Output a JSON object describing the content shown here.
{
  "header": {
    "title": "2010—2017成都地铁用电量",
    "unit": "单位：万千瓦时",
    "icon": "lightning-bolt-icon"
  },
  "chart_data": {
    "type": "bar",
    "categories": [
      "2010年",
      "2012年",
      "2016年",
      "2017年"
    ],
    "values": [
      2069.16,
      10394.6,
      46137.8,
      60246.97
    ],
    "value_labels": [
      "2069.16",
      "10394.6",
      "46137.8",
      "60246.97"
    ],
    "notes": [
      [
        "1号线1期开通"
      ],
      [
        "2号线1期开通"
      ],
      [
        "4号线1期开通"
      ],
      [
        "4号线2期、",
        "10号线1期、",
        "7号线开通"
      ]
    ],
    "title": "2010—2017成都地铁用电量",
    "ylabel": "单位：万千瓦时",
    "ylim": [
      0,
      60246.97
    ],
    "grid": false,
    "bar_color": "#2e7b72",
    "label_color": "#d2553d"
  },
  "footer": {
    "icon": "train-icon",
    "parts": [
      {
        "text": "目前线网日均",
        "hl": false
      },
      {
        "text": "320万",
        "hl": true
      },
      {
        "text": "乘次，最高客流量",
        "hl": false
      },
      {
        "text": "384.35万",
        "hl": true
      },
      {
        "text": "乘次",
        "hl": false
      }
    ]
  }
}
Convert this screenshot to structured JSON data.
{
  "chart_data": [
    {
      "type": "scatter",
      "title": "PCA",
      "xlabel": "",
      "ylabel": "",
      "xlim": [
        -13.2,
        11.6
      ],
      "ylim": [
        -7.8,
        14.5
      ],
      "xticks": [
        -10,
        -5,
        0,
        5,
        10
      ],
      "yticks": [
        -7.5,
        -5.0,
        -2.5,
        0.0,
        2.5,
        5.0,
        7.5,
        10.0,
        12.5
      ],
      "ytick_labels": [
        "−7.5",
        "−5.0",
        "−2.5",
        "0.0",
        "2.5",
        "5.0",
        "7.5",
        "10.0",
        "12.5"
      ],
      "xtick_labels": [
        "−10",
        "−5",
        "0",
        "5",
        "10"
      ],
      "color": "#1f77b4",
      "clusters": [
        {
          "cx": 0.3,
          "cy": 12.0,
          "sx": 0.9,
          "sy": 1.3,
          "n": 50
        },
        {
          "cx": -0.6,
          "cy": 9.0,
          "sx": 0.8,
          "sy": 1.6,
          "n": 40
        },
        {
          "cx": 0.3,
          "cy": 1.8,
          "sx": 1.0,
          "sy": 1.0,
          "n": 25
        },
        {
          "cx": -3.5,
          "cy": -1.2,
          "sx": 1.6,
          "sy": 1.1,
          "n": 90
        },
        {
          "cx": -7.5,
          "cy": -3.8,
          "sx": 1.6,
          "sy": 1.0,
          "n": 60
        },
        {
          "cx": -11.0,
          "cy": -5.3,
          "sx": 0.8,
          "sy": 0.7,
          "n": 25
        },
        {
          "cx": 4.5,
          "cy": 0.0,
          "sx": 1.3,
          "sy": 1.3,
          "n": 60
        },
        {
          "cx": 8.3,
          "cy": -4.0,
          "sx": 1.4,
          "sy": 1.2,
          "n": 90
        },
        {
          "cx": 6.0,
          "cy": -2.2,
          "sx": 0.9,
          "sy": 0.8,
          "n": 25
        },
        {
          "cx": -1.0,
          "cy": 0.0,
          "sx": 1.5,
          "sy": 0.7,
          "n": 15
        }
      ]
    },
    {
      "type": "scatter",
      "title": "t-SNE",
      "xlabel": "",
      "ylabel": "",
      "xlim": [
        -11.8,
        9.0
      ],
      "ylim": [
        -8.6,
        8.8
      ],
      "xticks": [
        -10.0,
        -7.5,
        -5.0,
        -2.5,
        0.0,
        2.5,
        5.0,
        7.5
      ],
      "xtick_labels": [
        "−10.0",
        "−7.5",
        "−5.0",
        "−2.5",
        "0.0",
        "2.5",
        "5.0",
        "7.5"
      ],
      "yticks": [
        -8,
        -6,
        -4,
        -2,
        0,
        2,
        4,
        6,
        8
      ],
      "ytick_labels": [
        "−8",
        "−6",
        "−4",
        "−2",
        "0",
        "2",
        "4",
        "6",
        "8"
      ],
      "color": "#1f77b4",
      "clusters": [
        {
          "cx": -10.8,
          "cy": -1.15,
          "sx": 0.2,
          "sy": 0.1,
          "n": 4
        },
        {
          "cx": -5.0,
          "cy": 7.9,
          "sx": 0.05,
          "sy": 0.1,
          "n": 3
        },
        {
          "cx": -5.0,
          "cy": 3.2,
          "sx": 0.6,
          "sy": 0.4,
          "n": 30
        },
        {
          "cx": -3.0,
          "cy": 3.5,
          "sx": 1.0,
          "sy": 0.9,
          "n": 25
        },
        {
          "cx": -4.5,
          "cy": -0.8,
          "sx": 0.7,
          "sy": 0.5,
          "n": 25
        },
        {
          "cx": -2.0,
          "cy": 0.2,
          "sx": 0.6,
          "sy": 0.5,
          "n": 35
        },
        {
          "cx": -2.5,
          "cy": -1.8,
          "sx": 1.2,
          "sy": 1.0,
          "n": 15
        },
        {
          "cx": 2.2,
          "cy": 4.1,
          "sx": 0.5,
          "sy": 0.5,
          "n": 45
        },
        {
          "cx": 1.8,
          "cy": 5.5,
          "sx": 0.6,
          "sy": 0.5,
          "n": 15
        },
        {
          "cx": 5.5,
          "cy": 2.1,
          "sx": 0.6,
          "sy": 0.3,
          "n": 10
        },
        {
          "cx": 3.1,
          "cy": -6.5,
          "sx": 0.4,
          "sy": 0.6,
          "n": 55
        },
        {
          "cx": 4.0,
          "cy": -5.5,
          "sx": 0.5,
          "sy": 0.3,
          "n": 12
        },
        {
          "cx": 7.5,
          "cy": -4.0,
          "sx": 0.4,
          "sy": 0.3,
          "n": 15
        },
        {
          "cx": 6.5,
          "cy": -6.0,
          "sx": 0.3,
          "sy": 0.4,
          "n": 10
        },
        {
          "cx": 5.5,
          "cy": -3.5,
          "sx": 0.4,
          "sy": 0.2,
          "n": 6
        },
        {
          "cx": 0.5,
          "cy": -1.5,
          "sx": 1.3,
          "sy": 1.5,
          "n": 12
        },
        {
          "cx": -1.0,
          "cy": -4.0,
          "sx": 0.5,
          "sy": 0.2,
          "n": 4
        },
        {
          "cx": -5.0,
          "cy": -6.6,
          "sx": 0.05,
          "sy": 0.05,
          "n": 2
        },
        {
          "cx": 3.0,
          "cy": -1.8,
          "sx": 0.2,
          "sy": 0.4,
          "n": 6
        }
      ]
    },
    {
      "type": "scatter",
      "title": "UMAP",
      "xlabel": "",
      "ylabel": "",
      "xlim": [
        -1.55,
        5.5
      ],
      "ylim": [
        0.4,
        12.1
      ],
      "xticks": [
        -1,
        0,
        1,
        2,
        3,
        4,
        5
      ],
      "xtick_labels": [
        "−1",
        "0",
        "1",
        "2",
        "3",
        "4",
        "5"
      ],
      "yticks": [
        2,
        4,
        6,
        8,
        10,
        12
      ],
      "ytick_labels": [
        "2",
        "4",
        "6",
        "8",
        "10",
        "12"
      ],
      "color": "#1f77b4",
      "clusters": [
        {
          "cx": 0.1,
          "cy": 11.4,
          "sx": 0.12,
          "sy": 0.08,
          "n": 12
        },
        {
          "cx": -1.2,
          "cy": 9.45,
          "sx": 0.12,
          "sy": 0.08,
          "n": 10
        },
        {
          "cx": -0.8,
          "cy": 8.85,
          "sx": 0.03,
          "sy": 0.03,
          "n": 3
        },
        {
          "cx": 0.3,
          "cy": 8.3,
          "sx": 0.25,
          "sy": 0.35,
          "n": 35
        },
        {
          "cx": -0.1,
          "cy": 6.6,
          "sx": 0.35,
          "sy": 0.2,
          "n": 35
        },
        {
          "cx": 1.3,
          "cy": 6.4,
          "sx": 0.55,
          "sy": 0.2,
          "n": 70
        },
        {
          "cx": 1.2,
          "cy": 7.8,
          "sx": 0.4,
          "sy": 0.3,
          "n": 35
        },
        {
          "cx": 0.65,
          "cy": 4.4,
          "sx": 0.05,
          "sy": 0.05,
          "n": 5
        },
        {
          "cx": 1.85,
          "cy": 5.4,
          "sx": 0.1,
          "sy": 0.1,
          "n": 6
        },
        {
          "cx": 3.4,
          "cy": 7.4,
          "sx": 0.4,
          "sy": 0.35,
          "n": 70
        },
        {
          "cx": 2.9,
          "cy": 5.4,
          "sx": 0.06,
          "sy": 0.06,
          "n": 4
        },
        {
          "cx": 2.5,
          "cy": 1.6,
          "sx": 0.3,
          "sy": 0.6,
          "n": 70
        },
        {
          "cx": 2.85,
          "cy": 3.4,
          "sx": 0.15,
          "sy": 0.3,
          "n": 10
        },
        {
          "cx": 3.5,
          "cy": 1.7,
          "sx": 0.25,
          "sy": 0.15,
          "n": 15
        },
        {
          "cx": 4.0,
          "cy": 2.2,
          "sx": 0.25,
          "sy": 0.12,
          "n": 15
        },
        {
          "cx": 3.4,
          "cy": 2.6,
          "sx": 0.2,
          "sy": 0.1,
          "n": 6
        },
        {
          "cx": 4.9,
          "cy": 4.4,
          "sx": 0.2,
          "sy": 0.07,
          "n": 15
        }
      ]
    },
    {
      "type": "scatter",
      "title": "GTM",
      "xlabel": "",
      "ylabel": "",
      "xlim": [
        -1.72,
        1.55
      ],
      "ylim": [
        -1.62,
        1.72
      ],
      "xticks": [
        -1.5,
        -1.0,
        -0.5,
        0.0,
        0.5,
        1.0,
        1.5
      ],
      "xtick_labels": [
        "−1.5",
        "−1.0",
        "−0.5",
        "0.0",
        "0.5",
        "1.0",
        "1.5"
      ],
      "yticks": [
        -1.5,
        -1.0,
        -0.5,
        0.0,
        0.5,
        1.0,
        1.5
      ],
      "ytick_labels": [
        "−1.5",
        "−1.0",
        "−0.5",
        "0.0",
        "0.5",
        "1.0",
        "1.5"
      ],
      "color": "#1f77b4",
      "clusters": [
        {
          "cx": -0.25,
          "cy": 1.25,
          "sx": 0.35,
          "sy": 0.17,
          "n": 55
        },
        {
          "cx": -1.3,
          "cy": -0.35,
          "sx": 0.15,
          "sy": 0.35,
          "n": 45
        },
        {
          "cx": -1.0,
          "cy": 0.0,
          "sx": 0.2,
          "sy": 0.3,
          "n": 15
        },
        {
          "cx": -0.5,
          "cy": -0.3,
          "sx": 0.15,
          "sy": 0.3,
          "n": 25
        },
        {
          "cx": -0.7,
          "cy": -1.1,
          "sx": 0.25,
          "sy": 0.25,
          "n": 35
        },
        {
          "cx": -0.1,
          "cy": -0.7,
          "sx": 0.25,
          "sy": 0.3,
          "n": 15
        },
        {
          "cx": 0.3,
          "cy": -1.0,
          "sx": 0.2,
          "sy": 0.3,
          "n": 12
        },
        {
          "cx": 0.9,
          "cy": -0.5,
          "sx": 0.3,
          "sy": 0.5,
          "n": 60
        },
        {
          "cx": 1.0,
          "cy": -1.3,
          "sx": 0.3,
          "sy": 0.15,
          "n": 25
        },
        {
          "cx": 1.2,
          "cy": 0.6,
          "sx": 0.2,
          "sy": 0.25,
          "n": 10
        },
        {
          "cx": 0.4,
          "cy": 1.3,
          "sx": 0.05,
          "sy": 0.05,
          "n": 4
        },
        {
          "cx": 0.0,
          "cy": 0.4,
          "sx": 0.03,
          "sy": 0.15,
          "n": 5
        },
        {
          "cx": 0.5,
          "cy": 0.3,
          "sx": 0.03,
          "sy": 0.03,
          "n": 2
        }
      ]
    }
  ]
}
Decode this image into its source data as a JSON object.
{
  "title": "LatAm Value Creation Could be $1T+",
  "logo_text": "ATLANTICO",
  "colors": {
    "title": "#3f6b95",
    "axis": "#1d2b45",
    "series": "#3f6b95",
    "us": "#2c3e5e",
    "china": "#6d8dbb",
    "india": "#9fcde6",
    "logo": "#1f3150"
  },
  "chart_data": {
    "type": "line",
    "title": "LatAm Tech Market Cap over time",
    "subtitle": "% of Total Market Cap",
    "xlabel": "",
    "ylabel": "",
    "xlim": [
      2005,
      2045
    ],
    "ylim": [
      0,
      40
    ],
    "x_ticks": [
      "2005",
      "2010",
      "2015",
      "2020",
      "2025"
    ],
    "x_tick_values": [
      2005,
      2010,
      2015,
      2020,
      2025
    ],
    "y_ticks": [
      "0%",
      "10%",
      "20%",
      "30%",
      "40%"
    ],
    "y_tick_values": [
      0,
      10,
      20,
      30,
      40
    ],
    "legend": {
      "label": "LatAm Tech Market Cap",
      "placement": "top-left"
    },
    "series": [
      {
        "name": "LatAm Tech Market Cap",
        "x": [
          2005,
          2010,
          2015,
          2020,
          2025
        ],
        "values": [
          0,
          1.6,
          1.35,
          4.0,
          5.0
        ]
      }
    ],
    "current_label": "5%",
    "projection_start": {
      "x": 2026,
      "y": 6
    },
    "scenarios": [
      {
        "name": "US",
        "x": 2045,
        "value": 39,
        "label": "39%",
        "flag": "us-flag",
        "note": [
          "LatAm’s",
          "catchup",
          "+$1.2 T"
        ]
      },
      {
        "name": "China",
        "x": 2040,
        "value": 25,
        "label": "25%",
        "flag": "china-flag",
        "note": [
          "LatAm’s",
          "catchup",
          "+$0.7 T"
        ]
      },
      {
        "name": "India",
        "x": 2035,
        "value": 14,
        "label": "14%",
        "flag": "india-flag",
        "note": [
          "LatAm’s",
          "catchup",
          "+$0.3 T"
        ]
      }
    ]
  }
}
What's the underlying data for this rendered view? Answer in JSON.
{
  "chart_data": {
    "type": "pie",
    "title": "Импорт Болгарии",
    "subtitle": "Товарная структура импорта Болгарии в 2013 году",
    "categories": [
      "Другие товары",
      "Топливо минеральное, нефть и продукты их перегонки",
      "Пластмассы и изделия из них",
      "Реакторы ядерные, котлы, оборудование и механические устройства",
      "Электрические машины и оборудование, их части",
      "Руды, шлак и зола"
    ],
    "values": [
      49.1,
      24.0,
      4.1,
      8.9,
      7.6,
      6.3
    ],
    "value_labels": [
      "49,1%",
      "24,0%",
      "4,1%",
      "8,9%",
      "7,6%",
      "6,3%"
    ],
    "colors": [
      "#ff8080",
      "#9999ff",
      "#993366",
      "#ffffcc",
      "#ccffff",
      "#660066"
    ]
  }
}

#####

# [What this task involves]
Every line from the one containing "What's the underlying" through the end of the data must be repeated exactly, and no other line.

# [Result]
What's the underlying data for this rendered view? Answer in JSON.
{
  "chart_data": {
    "type": "pie",
    "title": "Импорт Болгарии",
    "subtitle": "Товарная структура импорта Болгарии в 2013 году",
    "categories": [
      "Другие товары",
      "Топливо минеральное, нефть и продукты их перегонки",
      "Пластмассы и изделия из них",
      "Реакторы ядерные, котлы, оборудование и механические устройства",
      "Электрические машины и оборудование, их части",
      "Руды, шлак и зола"
    ],
    "values": [
      49.1,
      24.0,
      4.1,
      8.9,
      7.6,
      6.3
    ],
    "value_labels": [
      "49,1%",
      "24,0%",
      "4,1%",
      "8,9%",
      "7,6%",
      "6,3%"
    ],
    "colors": [
      "#ff8080",
      "#9999ff",
      "#993366",
      "#ffffcc",
      "#ccffff",
      "#660066"
    ]
  }
}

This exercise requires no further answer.